Stored records:
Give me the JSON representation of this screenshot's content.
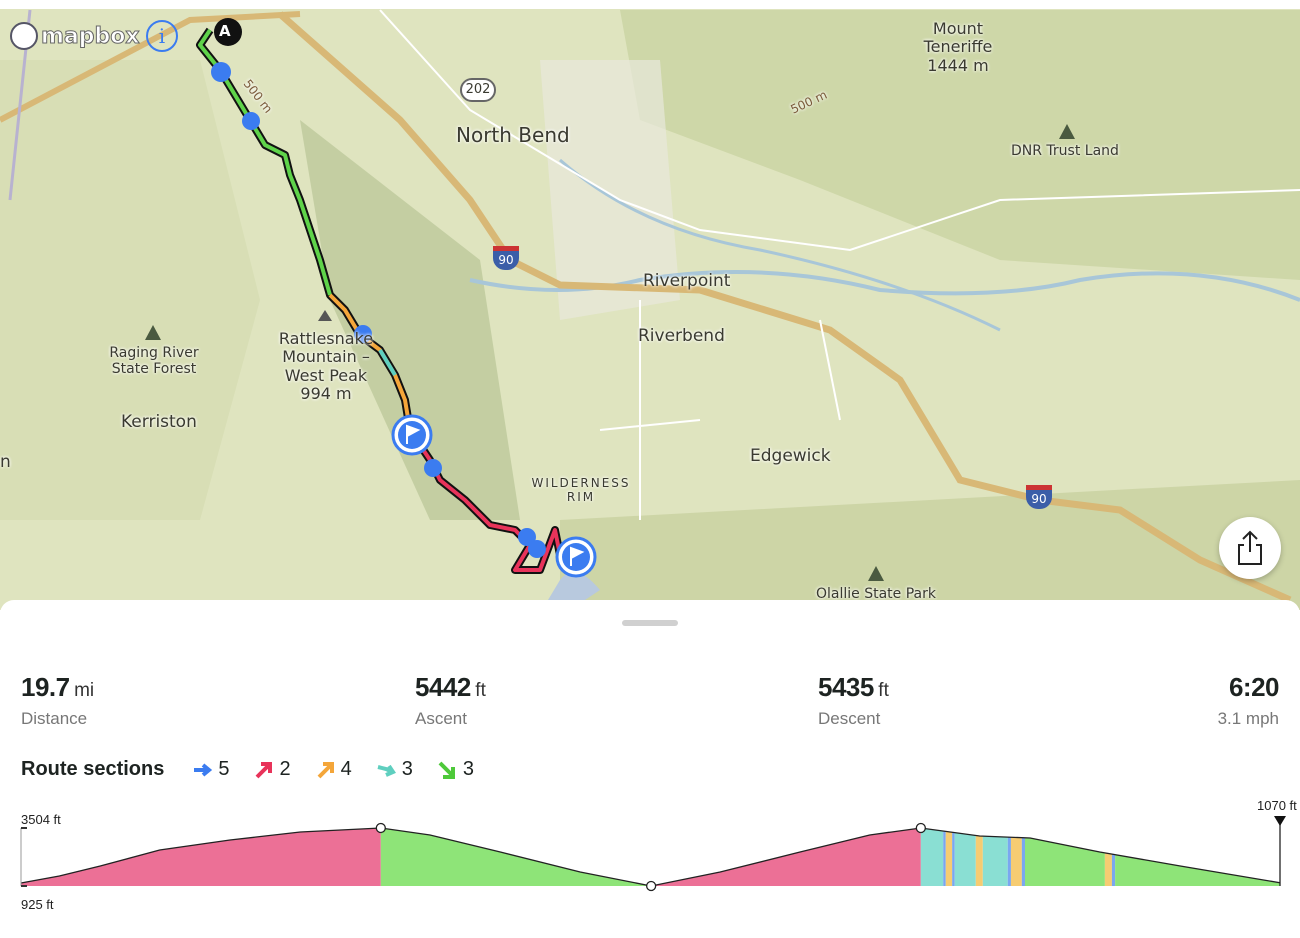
{
  "map": {
    "attribution": "mapbox",
    "info_icon": "info-icon",
    "start_marker": "A",
    "labels": [
      {
        "id": "north-bend",
        "text": "North Bend"
      },
      {
        "id": "riverpoint",
        "text": "Riverpoint"
      },
      {
        "id": "riverbend",
        "text": "Riverbend"
      },
      {
        "id": "edgewick",
        "text": "Edgewick"
      },
      {
        "id": "kerriston",
        "text": "Kerriston"
      },
      {
        "id": "wilderness-rim",
        "text": "WILDERNESS RIM"
      },
      {
        "id": "raging-river",
        "text": "Raging River State Forest"
      },
      {
        "id": "rattlesnake",
        "text": "Rattlesnake Mountain – West Peak 994 m"
      },
      {
        "id": "teneriffe",
        "text": "Mount Teneriffe 1444 m"
      },
      {
        "id": "dnr",
        "text": "DNR Trust Land"
      },
      {
        "id": "olallie",
        "text": "Olallie State Park"
      },
      {
        "id": "contour1",
        "text": "500 m"
      },
      {
        "id": "contour2",
        "text": "500 m"
      },
      {
        "id": "route202",
        "text": "202"
      },
      {
        "id": "i90a",
        "text": "90"
      },
      {
        "id": "i90b",
        "text": "90"
      },
      {
        "id": "edge",
        "text": "n"
      }
    ],
    "share_icon": "share-icon"
  },
  "stats": {
    "distance": {
      "value": "19.7",
      "unit": "mi",
      "label": "Distance"
    },
    "ascent": {
      "value": "5442",
      "unit": "ft",
      "label": "Ascent"
    },
    "descent": {
      "value": "5435",
      "unit": "ft",
      "label": "Descent"
    },
    "time": {
      "value": "6:20",
      "label": "3.1 mph"
    }
  },
  "route_sections": {
    "title": "Route sections",
    "items": [
      {
        "icon": "arrow-right-icon",
        "color": "#3b7cf0",
        "count": "5"
      },
      {
        "icon": "arrow-up-right-icon",
        "color": "#e8335a",
        "count": "2"
      },
      {
        "icon": "arrow-up-right-icon",
        "color": "#f4a63a",
        "count": "4"
      },
      {
        "icon": "arrow-right-down-icon",
        "color": "#5fcfbf",
        "count": "3"
      },
      {
        "icon": "arrow-down-right-icon",
        "color": "#4ec93a",
        "count": "3"
      }
    ]
  },
  "elevation": {
    "max_label": "3504 ft",
    "min_label": "925 ft",
    "end_label": "1070 ft",
    "total_mi": 19.7,
    "min_ft": 925,
    "max_ft": 3504,
    "profile": [
      [
        0,
        1058
      ],
      [
        0.6,
        1370
      ],
      [
        1.24,
        1814
      ],
      [
        2.17,
        2526
      ],
      [
        3.27,
        2970
      ],
      [
        4.37,
        3326
      ],
      [
        5.63,
        3504
      ],
      [
        6.4,
        3193
      ],
      [
        7.5,
        2437
      ],
      [
        8.75,
        1548
      ],
      [
        9.86,
        925
      ],
      [
        10.94,
        1548
      ],
      [
        12.19,
        2437
      ],
      [
        13.28,
        3193
      ],
      [
        14.08,
        3504
      ],
      [
        15.0,
        3148
      ],
      [
        15.79,
        3059
      ],
      [
        16.88,
        2437
      ],
      [
        18.14,
        1814
      ],
      [
        19.7,
        1070
      ]
    ],
    "sections": [
      {
        "from": 0,
        "to": 5.63,
        "color": "#ec7096"
      },
      {
        "from": 5.63,
        "to": 9.86,
        "color": "#8ee478"
      },
      {
        "from": 9.86,
        "to": 14.08,
        "color": "#ec7096"
      },
      {
        "from": 14.08,
        "to": 14.43,
        "color": "#8adfd3"
      },
      {
        "from": 14.43,
        "to": 14.47,
        "color": "#7aa7f0"
      },
      {
        "from": 14.47,
        "to": 14.57,
        "color": "#f6cc72"
      },
      {
        "from": 14.57,
        "to": 14.61,
        "color": "#7aa7f0"
      },
      {
        "from": 14.61,
        "to": 14.94,
        "color": "#8adfd3"
      },
      {
        "from": 14.94,
        "to": 15.05,
        "color": "#f6cc72"
      },
      {
        "from": 15.05,
        "to": 15.44,
        "color": "#8adfd3"
      },
      {
        "from": 15.44,
        "to": 15.49,
        "color": "#7aa7f0"
      },
      {
        "from": 15.49,
        "to": 15.66,
        "color": "#f6cc72"
      },
      {
        "from": 15.66,
        "to": 15.71,
        "color": "#7aa7f0"
      },
      {
        "from": 15.71,
        "to": 16.96,
        "color": "#8ee478"
      },
      {
        "from": 16.96,
        "to": 17.07,
        "color": "#f6cc72"
      },
      {
        "from": 17.07,
        "to": 17.12,
        "color": "#7aa7f0"
      },
      {
        "from": 17.12,
        "to": 19.7,
        "color": "#8ee478"
      }
    ],
    "waypoints_mi": [
      5.63,
      9.86,
      14.08
    ]
  }
}
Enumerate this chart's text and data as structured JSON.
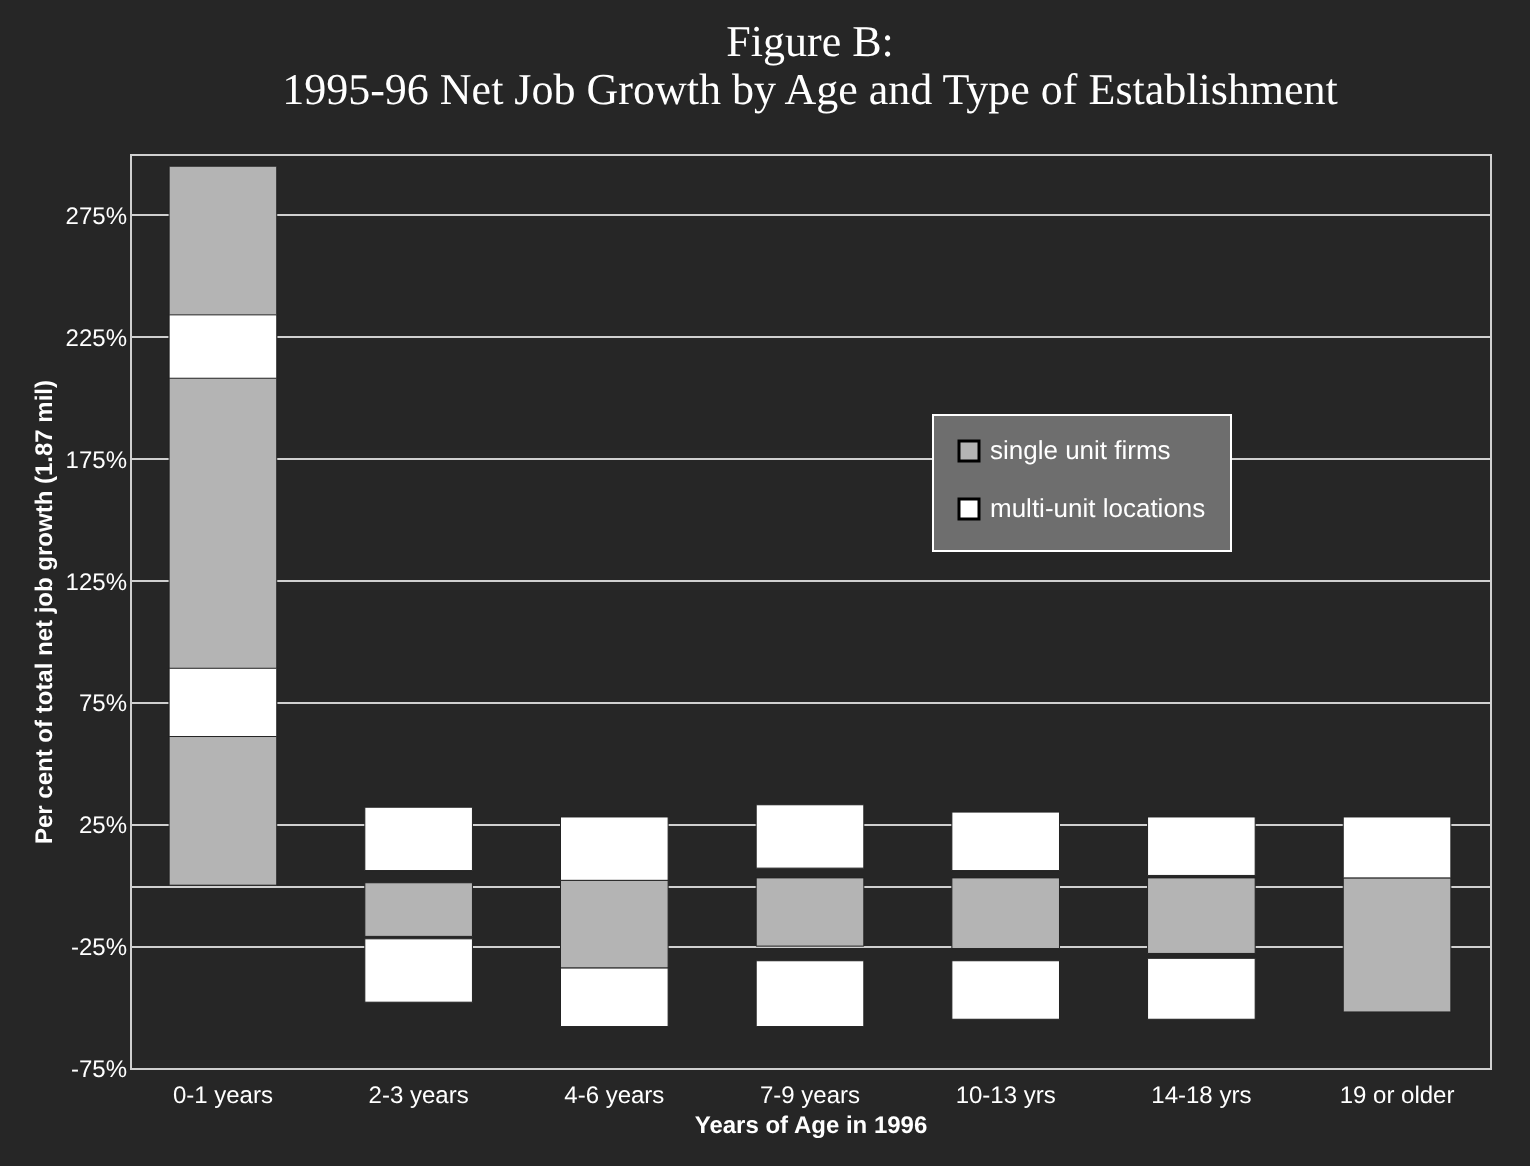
{
  "chart_data": {
    "type": "bar",
    "title": "Figure B:\n1995-96 Net Job Growth by Age and Type of Establishment",
    "xlabel": "Years of Age in 1996",
    "ylabel": "Per cent of total net job growth (1.87 mil)",
    "categories": [
      "0-1 years",
      "2-3 years",
      "4-6 years",
      "7-9 years",
      "10-13 yrs",
      "14-18 yrs",
      "19 or older"
    ],
    "series": [
      {
        "name": "single unit firms",
        "color": "#b4b4b4",
        "base": [
          0,
          1,
          2,
          3,
          3,
          3,
          3
        ],
        "values": [
          295,
          -22,
          -36,
          -28,
          -29,
          -31,
          -55
        ]
      },
      {
        "name": "multi-unit locations",
        "color": "#ffffff",
        "base": [
          208,
          6,
          2,
          7,
          6,
          4,
          3
        ],
        "values": [
          26,
          26,
          26,
          26,
          24,
          24,
          25
        ]
      },
      {
        "color": "#ffffff",
        "base": [
          61,
          -22,
          -34,
          -31,
          -31,
          -30,
          null
        ],
        "values": [
          28,
          -26,
          -24,
          -27,
          -24,
          -25,
          null
        ]
      }
    ],
    "ylim": [
      -75,
      300
    ],
    "yticks": [
      {
        "value": -75,
        "label": "-75%"
      },
      {
        "value": -25,
        "label": "-25%"
      },
      {
        "value": 0,
        "label": null
      },
      {
        "value": 25,
        "label": "25%"
      },
      {
        "value": 75,
        "label": "75%"
      },
      {
        "value": 125,
        "label": "125%"
      },
      {
        "value": 175,
        "label": "175%"
      },
      {
        "value": 225,
        "label": "225%"
      },
      {
        "value": 275,
        "label": "275%"
      }
    ],
    "grid": true,
    "legend": "top right"
  }
}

- Work to be completed
Leave out the pictures and copy the rest of the material above exactly.

- Written solution
Give me the JSON representation of this screenshot's content.
{
  "map": {
    "attribution": "mapbox",
    "info_icon": "info-icon",
    "start_marker": "A",
    "labels": [
      {
        "id": "north-bend",
        "text": "North Bend"
      },
      {
        "id": "riverpoint",
        "text": "Riverpoint"
      },
      {
        "id": "riverbend",
        "text": "Riverbend"
      },
      {
        "id": "edgewick",
        "text": "Edgewick"
      },
      {
        "id": "kerriston",
        "text": "Kerriston"
      },
      {
        "id": "wilderness-rim",
        "text": "WILDERNESS RIM"
      },
      {
        "id": "raging-river",
        "text": "Raging River State Forest"
      },
      {
        "id": "rattlesnake",
        "text": "Rattlesnake Mountain – West Peak 994 m"
      },
      {
        "id": "teneriffe",
        "text": "Mount Teneriffe 1444 m"
      },
      {
        "id": "dnr",
        "text": "DNR Trust Land"
      },
      {
        "id": "olallie",
        "text": "Olallie State Park"
      },
      {
        "id": "contour1",
        "text": "500 m"
      },
      {
        "id": "contour2",
        "text": "500 m"
      },
      {
        "id": "route202",
        "text": "202"
      },
      {
        "id": "i90a",
        "text": "90"
      },
      {
        "id": "i90b",
        "text": "90"
      },
      {
        "id": "edge",
        "text": "n"
      }
    ],
    "share_icon": "share-icon"
  },
  "stats": {
    "distance": {
      "value": "19.7",
      "unit": "mi",
      "label": "Distance"
    },
    "ascent": {
      "value": "5442",
      "unit": "ft",
      "label": "Ascent"
    },
    "descent": {
      "value": "5435",
      "unit": "ft",
      "label": "Descent"
    },
    "time": {
      "value": "6:20",
      "label": "3.1 mph"
    }
  },
  "route_sections": {
    "title": "Route sections",
    "items": [
      {
        "icon": "arrow-right-icon",
        "color": "#3b7cf0",
        "count": "5"
      },
      {
        "icon": "arrow-up-right-icon",
        "color": "#e8335a",
        "count": "2"
      },
      {
        "icon": "arrow-up-right-icon",
        "color": "#f4a63a",
        "count": "4"
      },
      {
        "icon": "arrow-right-down-icon",
        "color": "#5fcfbf",
        "count": "3"
      },
      {
        "icon": "arrow-down-right-icon",
        "color": "#4ec93a",
        "count": "3"
      }
    ]
  },
  "elevation": {
    "max_label": "3504 ft",
    "min_label": "925 ft",
    "end_label": "1070 ft",
    "total_mi": 19.7,
    "min_ft": 925,
    "max_ft": 3504,
    "profile": [
      [
        0,
        1058
      ],
      [
        0.6,
        1370
      ],
      [
        1.24,
        1814
      ],
      [
        2.17,
        2526
      ],
      [
        3.27,
        2970
      ],
      [
        4.37,
        3326
      ],
      [
        5.63,
        3504
      ],
      [
        6.4,
        3193
      ],
      [
        7.5,
        2437
      ],
      [
        8.75,
        1548
      ],
      [
        9.86,
        925
      ],
      [
        10.94,
        1548
      ],
      [
        12.19,
        2437
      ],
      [
        13.28,
        3193
      ],
      [
        14.08,
        3504
      ],
      [
        15.0,
        3148
      ],
      [
        15.79,
        3059
      ],
      [
        16.88,
        2437
      ],
      [
        18.14,
        1814
      ],
      [
        19.7,
        1070
      ]
    ],
    "sections": [
      {
        "from": 0,
        "to": 5.63,
        "color": "#ec7096"
      },
      {
        "from": 5.63,
        "to": 9.86,
        "color": "#8ee478"
      },
      {
        "from": 9.86,
        "to": 14.08,
        "color": "#ec7096"
      },
      {
        "from": 14.08,
        "to": 14.43,
        "color": "#8adfd3"
      },
      {
        "from": 14.43,
        "to": 14.47,
        "color": "#7aa7f0"
      },
      {
        "from": 14.47,
        "to": 14.57,
        "color": "#f6cc72"
      },
      {
        "from": 14.57,
        "to": 14.61,
        "color": "#7aa7f0"
      },
      {
        "from": 14.61,
        "to": 14.94,
        "color": "#8adfd3"
      },
      {
        "from": 14.94,
        "to": 15.05,
        "color": "#f6cc72"
      },
      {
        "from": 15.05,
        "to": 15.44,
        "color": "#8adfd3"
      },
      {
        "from": 15.44,
        "to": 15.49,
        "color": "#7aa7f0"
      },
      {
        "from": 15.49,
        "to": 15.66,
        "color": "#f6cc72"
      },
      {
        "from": 15.66,
        "to": 15.71,
        "color": "#7aa7f0"
      },
      {
        "from": 15.71,
        "to": 16.96,
        "color": "#8ee478"
      },
      {
        "from": 16.96,
        "to": 17.07,
        "color": "#f6cc72"
      },
      {
        "from": 17.07,
        "to": 17.12,
        "color": "#7aa7f0"
      },
      {
        "from": 17.12,
        "to": 19.7,
        "color": "#8ee478"
      }
    ],
    "waypoints_mi": [
      5.63,
      9.86,
      14.08
    ]
  }
}
Enumerate this chart's text and data as structured JSON.
{
  "chart_data": {
    "type": "bar",
    "title": "Figure B:\n1995-96 Net Job Growth by Age and Type of Establishment",
    "xlabel": "Years of Age in 1996",
    "ylabel": "Per cent of total net job growth (1.87 mil)",
    "categories": [
      "0-1 years",
      "2-3 years",
      "4-6 years",
      "7-9 years",
      "10-13 yrs",
      "14-18 yrs",
      "19 or older"
    ],
    "series": [
      {
        "name": "single unit firms",
        "color": "#b4b4b4",
        "base": [
          0,
          1,
          2,
          3,
          3,
          3,
          3
        ],
        "values": [
          295,
          -22,
          -36,
          -28,
          -29,
          -31,
          -55
        ]
      },
      {
        "name": "multi-unit locations",
        "color": "#ffffff",
        "base": [
          208,
          6,
          2,
          7,
          6,
          4,
          3
        ],
        "values": [
          26,
          26,
          26,
          26,
          24,
          24,
          25
        ]
      },
      {
        "color": "#ffffff",
        "base": [
          61,
          -22,
          -34,
          -31,
          -31,
          -30,
          null
        ],
        "values": [
          28,
          -26,
          -24,
          -27,
          -24,
          -25,
          null
        ]
      }
    ],
    "ylim": [
      -75,
      300
    ],
    "yticks": [
      {
        "value": -75,
        "label": "-75%"
      },
      {
        "value": -25,
        "label": "-25%"
      },
      {
        "value": 0,
        "label": null
      },
      {
        "value": 25,
        "label": "25%"
      },
      {
        "value": 75,
        "label": "75%"
      },
      {
        "value": 125,
        "label": "125%"
      },
      {
        "value": 175,
        "label": "175%"
      },
      {
        "value": 225,
        "label": "225%"
      },
      {
        "value": 275,
        "label": "275%"
      }
    ],
    "grid": true,
    "legend": "top right"
  }
}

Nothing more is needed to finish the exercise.